------ SOURCE PASSAGE ------

Some of my first coin books, which blatantly evidence the years of love and reference I have shown these tomes. Courtesy of Joshua McMorrow-Hernandez. Click image to enlarge.

The first numismatic book my parents ever bought me was written by the late, great Margo Russell and was entitled Start Collecting Coins. It featured a blister pack containing a handful of uncirculated foreign coins, which immediately launched my curiosity about the coins I couldn’t find in my domestic United States pocket change. My first pricing book came a few weeks later, when my parents purchased the October 1992 edition of Edmund’s United States Coin Prices; this little blue book boasted a gorgeous photo of an 1804 Draped Bust Dollar, a coin I immediately fell in love with and decided I must have someday. When I realized the coin, then worth several hundred thousand dollars (no coin had publicly sold for $1 million or more at that time), was all but an impossible dream for me, I lowered the bar some to acquiring any Draped Bust Dollar. I did about 20 years later (and, no, it’s definitely not an 1804 Draped Bust Dollar!).

I wouldn’t own my first copy of A Guide Book of United States Coins until 1994, when I received a copy of this annual publication famously dubbed “The Red Book” for my 13th birthday. Suffice it to say, this book provided me with an incredible source of basic knowledge on many fronts, and I still to this day recommend any collector begin their numismatic journey with a contemporary edition of A Guide Book of United States Coins, a volume that has only grown in size and scope since I received my first edition all those years ago.

Finally, there was my first “adult” book on coin collecting, The Coin Collector’s Survival Manual, by Scott A. Travers. I received this book as a gift from my parents for my 14th birthday, and it was the first reference I had ever read to that point that really taught me the ins and outs of buying and selling coins. This title has undergone many revisions since I first held my then-current third edition, which introduced me to the concepts of investing in coins, grading coins at a high level, watching out for fraudsters, and learning the core concepts of being an active market player.

My numismatic library has grown by leaps and bounds since, and even in this era of endless information right at our fingertips I still frequently refer to my coin books. Of course, this may beg the question: what was your first coin book? And, if you don’t have any yet, which one will you choose first? No matter where you are on your numismatic journey, I hope you never stop quenching your thirst for knowledge and always hold on tight to the old numismatic adage: buy the book before the coin!

------ RECORDED DATA ------

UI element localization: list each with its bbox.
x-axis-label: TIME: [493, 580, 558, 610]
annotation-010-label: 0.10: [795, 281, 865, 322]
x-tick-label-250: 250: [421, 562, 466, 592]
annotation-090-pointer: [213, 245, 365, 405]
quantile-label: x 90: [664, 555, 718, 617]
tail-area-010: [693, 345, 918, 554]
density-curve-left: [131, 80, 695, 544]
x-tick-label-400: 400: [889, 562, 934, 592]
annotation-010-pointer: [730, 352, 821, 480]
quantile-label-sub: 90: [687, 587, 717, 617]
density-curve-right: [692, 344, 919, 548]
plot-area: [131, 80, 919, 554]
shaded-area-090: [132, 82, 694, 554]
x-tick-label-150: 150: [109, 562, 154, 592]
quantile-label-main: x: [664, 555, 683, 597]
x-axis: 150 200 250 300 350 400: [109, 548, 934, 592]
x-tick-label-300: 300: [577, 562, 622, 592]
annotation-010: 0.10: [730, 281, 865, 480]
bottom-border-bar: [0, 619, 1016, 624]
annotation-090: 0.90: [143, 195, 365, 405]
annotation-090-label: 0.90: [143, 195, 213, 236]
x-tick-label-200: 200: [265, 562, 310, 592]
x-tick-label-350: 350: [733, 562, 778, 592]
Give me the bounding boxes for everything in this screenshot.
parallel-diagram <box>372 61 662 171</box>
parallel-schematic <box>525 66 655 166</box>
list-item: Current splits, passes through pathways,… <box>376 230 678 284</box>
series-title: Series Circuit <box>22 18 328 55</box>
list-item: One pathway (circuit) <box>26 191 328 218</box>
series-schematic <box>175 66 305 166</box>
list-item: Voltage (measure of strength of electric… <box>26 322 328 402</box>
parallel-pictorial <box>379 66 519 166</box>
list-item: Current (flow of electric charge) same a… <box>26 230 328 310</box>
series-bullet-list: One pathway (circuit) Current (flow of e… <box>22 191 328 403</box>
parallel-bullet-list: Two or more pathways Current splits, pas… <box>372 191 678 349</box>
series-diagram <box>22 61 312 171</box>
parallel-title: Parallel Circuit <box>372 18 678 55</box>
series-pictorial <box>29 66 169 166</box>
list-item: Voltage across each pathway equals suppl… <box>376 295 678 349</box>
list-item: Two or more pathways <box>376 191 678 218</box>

------

> [PROBLEMS AND TASKS]
1 – In the passage about first coin books, for which birthday did the writer receive The Coin Collector's Survival Manual?
2 – Reproduce word for word the part of the coin books passage that starts at the words "Finally, there was" and ends after "active market player.".

> [PROBLEM SOLUTIONS]
1 – The writer received it for their 14th birthday.

2 –
Finally, there was my first “adult” book on coin collecting, The Coin Collector’s Survival Manual, by Scott A. Travers. I received this book as a gift from my parents for my 14th birthday, and it was the first reference I had ever read to that point that really taught me the ins and outs of buying and selling coins. This title has undergone many revisions since I first held my then-current third edition, which introduced me to the concepts of investing in coins, grading coins at a high level, watching out for fraudsters, and learning the core concepts of being an active market player.